Please print the full listing exactly.

§ Provided data

▬▬▬▬▬▬▬▬▬▬

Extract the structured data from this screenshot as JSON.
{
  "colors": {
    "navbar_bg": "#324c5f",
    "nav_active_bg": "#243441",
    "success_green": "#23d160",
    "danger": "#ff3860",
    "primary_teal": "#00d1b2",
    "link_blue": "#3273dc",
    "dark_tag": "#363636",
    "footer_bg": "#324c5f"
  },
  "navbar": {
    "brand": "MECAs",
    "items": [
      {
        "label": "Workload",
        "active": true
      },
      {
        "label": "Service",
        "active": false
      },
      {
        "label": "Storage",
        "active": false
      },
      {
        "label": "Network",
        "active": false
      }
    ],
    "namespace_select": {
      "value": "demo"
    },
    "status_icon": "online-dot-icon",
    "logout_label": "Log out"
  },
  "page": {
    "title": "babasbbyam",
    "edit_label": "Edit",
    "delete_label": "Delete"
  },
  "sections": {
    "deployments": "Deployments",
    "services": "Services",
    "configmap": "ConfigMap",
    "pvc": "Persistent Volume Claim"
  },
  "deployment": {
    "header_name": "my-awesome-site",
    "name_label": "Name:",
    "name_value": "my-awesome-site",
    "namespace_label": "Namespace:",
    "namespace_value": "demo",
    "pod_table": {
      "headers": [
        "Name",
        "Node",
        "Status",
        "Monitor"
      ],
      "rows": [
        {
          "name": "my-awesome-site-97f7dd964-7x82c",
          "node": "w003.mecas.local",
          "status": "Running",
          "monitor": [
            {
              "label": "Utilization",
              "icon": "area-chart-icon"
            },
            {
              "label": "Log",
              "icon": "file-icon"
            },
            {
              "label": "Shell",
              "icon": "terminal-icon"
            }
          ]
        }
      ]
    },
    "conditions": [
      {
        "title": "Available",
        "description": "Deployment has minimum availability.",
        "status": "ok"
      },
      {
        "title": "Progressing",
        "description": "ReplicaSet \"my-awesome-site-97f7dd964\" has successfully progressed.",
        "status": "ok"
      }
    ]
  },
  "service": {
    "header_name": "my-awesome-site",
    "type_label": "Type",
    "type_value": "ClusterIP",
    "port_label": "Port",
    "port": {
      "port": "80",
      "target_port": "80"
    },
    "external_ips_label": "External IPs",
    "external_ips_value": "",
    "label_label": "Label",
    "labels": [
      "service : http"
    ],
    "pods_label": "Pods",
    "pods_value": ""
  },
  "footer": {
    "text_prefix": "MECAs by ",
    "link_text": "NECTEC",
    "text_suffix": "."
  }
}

▬▬▬▬▬▬▬▬▬▬

§ Result
Extract the structured data from this screenshot as JSON.
{
  "colors": {
    "navbar_bg": "#324c5f",
    "nav_active_bg": "#243441",
    "success_green": "#23d160",
    "danger": "#ff3860",
    "primary_teal": "#00d1b2",
    "link_blue": "#3273dc",
    "dark_tag": "#363636",
    "footer_bg": "#324c5f"
  },
  "navbar": {
    "brand": "MECAs",
    "items": [
      {
        "label": "Workload",
        "active": true
      },
      {
        "label": "Service",
        "active": false
      },
      {
        "label": "Storage",
        "active": false
      },
      {
        "label": "Network",
        "active": false
      }
    ],
    "namespace_select": {
      "value": "demo"
    },
    "status_icon": "online-dot-icon",
    "logout_label": "Log out"
  },
  "page": {
    "title": "babasbbyam",
    "edit_label": "Edit",
    "delete_label": "Delete"
  },
  "sections": {
    "deployments": "Deployments",
    "services": "Services",
    "configmap": "ConfigMap",
    "pvc": "Persistent Volume Claim"
  },
  "deployment": {
    "header_name": "my-awesome-site",
    "name_label": "Name:",
    "name_value": "my-awesome-site",
    "namespace_label": "Namespace:",
    "namespace_value": "demo",
    "pod_table": {
      "headers": [
        "Name",
        "Node",
        "Status",
        "Monitor"
      ],
      "rows": [
        {
          "name": "my-awesome-site-97f7dd964-7x82c",
          "node": "w003.mecas.local",
          "status": "Running",
          "monitor": [
            {
              "label": "Utilization",
              "icon": "area-chart-icon"
            },
            {
              "label": "Log",
              "icon": "file-icon"
            },
            {
              "label": "Shell",
              "icon": "terminal-icon"
            }
          ]
        }
      ]
    },
    "conditions": [
      {
        "title": "Available",
        "description": "Deployment has minimum availability.",
        "status": "ok"
      },
      {
        "title": "Progressing",
        "description": "ReplicaSet \"my-awesome-site-97f7dd964\" has successfully progressed.",
        "status": "ok"
      }
    ]
  },
  "service": {
    "header_name": "my-awesome-site",
    "type_label": "Type",
    "type_value": "ClusterIP",
    "port_label": "Port",
    "port": {
      "port": "80",
      "target_port": "80"
    },
    "external_ips_label": "External IPs",
    "external_ips_value": "",
    "label_label": "Label",
    "labels": [
      "service : http"
    ],
    "pods_label": "Pods",
    "pods_value": ""
  },
  "footer": {
    "text_prefix": "MECAs by ",
    "link_text": "NECTEC",
    "text_suffix": "."
  }
}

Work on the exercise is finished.